= ENTRIES =
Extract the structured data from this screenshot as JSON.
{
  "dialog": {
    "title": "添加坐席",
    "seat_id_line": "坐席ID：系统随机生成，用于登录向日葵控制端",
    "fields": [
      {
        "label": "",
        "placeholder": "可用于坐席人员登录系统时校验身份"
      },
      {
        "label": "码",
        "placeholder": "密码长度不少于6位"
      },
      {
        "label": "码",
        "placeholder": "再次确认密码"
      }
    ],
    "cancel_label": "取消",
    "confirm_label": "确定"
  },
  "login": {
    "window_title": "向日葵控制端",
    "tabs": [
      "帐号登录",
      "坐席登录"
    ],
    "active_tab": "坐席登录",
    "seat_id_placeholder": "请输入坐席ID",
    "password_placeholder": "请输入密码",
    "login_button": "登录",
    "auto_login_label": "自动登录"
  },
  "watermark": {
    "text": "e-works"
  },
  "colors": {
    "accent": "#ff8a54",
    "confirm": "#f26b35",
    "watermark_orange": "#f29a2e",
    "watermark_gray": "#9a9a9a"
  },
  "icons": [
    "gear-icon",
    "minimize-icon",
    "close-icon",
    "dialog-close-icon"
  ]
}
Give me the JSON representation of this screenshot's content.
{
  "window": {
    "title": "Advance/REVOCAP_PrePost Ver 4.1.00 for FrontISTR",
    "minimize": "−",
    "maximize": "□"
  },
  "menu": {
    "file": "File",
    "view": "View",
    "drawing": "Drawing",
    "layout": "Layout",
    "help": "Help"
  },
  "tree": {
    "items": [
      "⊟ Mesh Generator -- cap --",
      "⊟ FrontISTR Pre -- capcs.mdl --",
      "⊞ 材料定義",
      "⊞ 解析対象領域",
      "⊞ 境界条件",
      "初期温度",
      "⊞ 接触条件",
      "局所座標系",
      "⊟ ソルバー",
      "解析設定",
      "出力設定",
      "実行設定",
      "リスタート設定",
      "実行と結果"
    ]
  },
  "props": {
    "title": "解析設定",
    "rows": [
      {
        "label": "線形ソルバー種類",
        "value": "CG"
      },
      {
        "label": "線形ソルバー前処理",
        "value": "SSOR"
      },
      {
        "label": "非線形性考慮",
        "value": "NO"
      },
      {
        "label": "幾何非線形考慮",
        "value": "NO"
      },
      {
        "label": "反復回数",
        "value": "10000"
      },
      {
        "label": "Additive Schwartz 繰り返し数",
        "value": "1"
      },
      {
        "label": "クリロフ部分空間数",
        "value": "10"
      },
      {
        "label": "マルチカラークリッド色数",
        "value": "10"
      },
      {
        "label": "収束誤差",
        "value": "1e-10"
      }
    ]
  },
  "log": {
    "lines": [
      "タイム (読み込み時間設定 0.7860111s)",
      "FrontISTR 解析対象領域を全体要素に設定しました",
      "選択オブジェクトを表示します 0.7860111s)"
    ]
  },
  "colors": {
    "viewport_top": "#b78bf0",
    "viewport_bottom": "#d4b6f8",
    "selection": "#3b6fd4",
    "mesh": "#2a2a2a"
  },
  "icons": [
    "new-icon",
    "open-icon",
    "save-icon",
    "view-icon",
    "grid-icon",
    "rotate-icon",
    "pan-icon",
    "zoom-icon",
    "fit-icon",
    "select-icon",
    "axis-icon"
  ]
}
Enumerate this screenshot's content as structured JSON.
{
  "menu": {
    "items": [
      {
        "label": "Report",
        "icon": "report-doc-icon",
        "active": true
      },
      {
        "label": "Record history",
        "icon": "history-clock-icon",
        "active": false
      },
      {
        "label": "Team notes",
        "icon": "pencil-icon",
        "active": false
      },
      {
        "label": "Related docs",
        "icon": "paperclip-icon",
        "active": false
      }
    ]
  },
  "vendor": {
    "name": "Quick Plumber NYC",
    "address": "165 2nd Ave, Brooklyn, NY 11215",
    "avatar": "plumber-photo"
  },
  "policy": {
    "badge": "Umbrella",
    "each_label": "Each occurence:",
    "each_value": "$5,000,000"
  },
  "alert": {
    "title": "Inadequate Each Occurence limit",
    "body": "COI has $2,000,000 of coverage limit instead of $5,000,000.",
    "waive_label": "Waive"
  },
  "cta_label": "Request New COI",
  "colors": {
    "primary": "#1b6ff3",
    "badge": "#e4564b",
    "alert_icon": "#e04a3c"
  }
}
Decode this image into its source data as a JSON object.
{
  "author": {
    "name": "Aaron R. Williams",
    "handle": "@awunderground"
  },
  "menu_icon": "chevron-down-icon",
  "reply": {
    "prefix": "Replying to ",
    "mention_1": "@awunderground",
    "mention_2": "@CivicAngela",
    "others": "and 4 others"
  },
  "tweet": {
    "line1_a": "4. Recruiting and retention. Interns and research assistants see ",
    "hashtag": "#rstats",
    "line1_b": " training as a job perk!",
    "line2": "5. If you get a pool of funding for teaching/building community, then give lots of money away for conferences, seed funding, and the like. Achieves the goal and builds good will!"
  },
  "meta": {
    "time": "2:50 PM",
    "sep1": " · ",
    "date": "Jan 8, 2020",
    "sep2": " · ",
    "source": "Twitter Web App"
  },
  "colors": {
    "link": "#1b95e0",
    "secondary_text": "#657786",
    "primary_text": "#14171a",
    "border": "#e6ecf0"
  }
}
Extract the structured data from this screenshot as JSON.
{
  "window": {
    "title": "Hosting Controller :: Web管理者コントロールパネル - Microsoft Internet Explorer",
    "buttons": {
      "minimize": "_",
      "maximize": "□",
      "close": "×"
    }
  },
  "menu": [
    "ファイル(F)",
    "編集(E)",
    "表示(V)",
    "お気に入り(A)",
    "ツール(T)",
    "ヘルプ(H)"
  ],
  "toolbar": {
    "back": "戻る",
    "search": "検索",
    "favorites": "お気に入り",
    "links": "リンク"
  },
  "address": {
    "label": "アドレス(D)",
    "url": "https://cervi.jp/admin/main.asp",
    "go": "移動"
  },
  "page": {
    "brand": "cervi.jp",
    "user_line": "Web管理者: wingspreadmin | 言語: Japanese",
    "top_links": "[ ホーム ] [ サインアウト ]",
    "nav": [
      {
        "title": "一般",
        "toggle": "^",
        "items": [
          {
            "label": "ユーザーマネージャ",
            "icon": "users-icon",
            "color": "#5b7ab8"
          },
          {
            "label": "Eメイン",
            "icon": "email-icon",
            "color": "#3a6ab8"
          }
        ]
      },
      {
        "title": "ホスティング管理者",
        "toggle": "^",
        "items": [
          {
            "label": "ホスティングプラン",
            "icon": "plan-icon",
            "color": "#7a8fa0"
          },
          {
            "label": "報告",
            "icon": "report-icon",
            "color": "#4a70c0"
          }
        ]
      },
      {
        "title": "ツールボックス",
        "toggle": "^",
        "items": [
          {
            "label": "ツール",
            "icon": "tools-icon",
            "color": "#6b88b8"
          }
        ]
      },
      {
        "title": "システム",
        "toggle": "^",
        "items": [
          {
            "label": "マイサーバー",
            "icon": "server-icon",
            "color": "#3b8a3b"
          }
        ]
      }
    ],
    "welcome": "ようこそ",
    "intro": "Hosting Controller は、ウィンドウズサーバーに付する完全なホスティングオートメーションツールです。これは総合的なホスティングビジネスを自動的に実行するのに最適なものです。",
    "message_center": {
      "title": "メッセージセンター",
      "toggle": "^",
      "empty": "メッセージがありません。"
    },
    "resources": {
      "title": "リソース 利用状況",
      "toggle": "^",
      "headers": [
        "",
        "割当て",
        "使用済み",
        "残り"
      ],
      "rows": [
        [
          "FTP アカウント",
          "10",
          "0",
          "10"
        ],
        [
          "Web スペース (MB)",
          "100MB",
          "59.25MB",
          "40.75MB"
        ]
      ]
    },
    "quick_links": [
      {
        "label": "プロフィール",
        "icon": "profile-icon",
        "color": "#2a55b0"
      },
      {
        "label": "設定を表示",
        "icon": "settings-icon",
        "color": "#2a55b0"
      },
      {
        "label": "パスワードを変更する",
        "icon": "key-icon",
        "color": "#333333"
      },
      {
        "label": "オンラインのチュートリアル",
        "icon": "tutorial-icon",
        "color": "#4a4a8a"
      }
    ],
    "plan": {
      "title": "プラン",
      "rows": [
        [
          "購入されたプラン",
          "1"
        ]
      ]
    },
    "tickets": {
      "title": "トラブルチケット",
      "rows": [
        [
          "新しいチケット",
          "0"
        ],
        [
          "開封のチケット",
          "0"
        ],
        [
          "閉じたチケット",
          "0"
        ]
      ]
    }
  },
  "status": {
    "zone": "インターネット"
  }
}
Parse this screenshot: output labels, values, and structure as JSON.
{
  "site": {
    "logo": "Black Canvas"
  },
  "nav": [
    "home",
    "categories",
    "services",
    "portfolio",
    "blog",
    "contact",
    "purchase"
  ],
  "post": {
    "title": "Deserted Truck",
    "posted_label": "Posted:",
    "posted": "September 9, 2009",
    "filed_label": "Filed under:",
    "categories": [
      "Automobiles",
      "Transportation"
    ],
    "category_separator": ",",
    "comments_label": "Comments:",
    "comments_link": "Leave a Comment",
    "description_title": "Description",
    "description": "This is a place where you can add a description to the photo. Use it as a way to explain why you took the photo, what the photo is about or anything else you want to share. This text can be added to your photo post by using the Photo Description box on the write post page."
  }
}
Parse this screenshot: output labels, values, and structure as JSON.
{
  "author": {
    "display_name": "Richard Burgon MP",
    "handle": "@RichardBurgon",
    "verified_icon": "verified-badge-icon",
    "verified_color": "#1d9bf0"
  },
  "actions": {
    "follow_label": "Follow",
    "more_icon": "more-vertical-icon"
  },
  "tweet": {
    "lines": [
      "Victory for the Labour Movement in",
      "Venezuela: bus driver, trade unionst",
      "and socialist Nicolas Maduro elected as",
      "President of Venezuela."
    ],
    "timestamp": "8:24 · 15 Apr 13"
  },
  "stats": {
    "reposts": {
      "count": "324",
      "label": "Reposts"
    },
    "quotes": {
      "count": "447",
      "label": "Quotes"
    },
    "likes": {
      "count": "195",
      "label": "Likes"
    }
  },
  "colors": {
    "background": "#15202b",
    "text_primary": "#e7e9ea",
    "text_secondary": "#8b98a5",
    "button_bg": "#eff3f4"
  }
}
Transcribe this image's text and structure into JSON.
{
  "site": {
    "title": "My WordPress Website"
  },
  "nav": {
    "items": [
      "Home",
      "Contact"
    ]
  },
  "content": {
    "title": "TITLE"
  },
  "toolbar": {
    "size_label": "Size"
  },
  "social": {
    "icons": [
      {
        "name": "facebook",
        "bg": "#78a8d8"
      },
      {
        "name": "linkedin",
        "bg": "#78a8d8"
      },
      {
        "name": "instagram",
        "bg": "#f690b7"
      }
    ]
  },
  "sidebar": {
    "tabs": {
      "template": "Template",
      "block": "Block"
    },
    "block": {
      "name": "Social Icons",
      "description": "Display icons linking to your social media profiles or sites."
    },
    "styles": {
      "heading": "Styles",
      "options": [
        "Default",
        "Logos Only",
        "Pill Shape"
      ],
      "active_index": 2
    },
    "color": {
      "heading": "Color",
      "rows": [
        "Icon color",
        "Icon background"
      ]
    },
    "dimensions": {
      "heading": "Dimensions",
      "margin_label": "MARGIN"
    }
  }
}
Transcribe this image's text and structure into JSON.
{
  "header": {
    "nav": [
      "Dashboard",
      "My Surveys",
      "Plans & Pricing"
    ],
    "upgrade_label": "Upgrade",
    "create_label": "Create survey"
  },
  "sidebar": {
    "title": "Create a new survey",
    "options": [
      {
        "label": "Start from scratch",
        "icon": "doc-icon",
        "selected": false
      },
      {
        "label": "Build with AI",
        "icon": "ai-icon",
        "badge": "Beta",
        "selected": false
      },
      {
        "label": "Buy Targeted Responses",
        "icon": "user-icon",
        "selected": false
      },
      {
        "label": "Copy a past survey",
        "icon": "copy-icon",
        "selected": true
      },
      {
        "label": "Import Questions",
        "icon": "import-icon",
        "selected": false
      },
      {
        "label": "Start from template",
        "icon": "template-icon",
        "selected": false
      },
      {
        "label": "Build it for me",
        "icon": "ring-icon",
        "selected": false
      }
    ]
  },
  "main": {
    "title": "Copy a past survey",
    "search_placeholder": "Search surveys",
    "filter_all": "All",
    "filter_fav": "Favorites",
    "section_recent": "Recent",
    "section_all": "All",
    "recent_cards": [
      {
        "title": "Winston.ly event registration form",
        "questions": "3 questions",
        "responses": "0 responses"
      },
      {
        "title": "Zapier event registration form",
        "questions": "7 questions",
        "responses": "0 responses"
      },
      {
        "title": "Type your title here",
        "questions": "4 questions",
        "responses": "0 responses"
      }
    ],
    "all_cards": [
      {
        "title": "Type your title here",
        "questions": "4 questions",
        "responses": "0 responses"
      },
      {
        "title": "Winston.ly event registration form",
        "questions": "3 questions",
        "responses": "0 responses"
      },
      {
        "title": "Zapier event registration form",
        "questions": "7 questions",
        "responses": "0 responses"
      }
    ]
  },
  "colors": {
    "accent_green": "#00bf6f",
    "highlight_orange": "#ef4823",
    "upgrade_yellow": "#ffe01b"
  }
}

= WHAT YOU WILL DO =
Copy every line above that includes the string "your".

= FINAL RESULT =
    "description": "This is a place where you can add a description to the photo. Use it as a way to explain why you took the photo, what the photo is about or anything else you want to share. This text can be added to your photo post by using the Photo Description box on the write post page."
      "description": "Display icons linking to your social media profiles or sites."
        "title": "Type your title here",
        "title": "Type your title here",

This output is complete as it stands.